• [TASK TO COMPLETE]
Copy the data word for word, from the first line through the line that contains "data-label: 74.3%: [1250, 132, 1321, 158]".

• [RECORD EXTRACTS]
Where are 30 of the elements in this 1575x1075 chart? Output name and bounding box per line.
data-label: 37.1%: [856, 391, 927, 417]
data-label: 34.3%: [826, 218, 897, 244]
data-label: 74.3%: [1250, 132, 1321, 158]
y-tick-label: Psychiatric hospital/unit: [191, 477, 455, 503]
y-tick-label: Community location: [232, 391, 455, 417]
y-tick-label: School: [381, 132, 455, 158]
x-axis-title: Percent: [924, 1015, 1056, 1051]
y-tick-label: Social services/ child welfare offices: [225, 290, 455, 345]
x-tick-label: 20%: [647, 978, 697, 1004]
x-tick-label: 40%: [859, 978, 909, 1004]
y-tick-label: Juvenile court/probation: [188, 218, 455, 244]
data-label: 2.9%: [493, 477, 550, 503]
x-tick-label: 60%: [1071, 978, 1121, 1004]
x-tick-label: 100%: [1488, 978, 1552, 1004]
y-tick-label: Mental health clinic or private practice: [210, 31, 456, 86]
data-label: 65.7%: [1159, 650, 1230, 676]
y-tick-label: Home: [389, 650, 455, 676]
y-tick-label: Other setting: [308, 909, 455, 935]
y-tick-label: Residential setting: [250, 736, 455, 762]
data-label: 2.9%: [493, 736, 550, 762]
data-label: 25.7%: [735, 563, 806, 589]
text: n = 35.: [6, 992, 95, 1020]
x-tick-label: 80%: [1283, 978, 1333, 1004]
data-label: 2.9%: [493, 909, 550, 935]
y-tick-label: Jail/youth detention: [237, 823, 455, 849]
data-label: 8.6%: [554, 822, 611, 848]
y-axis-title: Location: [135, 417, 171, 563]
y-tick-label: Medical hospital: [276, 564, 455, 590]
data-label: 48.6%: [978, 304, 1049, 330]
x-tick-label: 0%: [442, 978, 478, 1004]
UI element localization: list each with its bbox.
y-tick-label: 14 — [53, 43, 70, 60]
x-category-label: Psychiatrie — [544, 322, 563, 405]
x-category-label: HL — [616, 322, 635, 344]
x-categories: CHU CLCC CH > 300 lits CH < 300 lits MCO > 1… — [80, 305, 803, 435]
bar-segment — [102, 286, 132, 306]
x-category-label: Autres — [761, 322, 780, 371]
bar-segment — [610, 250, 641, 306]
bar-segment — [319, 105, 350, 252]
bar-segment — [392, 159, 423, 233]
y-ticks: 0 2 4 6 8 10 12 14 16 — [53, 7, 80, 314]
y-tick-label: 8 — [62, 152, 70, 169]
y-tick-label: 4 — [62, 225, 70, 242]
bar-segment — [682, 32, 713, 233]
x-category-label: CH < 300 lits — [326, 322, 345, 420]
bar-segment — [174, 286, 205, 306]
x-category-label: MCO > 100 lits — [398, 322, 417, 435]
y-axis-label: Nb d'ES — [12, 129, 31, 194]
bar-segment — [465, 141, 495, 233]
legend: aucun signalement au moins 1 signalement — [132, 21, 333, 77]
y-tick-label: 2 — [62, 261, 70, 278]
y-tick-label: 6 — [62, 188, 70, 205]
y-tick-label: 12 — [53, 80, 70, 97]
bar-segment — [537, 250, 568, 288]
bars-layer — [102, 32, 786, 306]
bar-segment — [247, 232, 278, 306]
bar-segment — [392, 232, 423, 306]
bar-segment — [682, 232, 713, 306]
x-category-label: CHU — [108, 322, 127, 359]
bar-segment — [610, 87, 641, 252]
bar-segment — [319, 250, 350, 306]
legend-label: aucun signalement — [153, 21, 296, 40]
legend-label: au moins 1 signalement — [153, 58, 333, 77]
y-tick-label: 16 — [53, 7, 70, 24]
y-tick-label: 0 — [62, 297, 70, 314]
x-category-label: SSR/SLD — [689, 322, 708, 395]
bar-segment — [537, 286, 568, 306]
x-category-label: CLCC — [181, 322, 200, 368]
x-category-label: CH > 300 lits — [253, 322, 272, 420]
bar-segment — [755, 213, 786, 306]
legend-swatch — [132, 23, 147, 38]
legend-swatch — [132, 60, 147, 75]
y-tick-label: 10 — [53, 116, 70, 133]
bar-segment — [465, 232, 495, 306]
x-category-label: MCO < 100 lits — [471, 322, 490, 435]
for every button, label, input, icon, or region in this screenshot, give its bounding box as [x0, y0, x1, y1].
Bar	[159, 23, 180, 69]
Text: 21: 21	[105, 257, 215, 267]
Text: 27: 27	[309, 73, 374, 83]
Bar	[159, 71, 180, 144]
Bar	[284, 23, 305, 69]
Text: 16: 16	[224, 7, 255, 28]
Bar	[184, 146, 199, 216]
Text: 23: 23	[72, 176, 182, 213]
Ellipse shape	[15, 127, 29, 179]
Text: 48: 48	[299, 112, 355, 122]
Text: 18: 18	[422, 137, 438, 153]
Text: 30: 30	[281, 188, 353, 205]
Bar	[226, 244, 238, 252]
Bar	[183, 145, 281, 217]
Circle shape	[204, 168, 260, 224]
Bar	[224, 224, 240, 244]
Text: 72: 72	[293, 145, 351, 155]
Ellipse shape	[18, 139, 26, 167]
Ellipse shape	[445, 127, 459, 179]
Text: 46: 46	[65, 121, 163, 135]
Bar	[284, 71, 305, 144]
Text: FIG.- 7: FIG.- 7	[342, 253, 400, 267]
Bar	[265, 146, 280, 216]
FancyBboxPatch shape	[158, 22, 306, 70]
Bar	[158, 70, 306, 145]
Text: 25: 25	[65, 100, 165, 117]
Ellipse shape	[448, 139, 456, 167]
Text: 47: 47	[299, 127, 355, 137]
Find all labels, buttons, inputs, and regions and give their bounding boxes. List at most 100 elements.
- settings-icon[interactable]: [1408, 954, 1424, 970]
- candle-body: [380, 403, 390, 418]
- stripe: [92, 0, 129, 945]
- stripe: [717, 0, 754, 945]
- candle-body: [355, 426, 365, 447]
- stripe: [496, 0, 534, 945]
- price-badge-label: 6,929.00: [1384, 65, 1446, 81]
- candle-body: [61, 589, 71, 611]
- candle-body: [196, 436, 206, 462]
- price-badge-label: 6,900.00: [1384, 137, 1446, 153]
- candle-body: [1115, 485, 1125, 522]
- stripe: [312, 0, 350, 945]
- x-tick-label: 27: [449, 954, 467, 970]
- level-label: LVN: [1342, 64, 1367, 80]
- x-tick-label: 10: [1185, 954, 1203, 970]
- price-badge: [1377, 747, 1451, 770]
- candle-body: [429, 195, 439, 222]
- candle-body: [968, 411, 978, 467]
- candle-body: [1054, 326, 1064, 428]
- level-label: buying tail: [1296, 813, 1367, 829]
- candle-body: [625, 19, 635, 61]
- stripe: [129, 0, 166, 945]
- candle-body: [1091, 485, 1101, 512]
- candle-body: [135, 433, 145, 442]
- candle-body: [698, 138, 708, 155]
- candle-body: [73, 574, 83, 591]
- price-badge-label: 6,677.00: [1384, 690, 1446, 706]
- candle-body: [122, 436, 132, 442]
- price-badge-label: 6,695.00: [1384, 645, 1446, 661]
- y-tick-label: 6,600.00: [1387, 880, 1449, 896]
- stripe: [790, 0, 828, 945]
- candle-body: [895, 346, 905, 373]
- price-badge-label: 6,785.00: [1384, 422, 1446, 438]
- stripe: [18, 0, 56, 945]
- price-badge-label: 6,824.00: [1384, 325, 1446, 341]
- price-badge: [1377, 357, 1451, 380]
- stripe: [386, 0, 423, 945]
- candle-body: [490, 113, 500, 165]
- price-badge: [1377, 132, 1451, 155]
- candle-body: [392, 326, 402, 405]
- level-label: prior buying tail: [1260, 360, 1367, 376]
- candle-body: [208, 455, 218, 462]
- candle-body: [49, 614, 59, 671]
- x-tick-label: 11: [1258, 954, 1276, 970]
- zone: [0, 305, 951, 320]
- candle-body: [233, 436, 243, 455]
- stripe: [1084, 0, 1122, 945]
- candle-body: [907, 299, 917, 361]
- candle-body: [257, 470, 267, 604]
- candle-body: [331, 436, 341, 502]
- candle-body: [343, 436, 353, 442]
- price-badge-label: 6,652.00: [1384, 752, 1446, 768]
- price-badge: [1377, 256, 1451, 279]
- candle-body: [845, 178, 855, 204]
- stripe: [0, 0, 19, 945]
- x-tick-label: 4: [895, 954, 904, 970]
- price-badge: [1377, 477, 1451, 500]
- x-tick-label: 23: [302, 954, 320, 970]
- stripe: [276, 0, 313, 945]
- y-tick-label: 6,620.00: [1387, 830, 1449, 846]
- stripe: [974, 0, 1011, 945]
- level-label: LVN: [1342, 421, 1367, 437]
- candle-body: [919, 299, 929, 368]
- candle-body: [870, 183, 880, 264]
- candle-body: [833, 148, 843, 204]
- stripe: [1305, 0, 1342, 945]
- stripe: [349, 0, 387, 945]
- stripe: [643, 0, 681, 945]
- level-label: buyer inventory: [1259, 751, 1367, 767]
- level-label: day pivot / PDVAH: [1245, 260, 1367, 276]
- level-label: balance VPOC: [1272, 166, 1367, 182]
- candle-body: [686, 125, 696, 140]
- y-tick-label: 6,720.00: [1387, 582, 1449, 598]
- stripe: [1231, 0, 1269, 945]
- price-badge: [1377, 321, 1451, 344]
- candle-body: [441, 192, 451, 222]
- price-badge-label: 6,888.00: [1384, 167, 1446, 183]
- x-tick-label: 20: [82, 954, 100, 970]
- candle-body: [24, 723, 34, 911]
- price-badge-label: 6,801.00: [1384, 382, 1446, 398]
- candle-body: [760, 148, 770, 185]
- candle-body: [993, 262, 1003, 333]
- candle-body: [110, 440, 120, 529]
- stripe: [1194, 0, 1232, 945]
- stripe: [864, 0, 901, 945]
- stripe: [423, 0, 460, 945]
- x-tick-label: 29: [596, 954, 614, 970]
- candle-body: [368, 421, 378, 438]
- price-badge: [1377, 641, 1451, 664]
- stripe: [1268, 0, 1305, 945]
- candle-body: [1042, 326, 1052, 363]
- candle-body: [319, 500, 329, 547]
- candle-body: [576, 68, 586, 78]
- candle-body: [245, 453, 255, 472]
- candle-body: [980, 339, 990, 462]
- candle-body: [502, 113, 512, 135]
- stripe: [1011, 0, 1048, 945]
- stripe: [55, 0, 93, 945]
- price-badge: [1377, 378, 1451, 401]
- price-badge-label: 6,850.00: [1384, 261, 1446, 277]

• [TASK RESULT]
Where are 30 of the elements in this 1575x1075 chart? Output name and bounding box per line.
data-label: 37.1%: [856, 391, 927, 417]
data-label: 34.3%: [826, 218, 897, 244]
data-label: 74.3%: [1250, 132, 1321, 158]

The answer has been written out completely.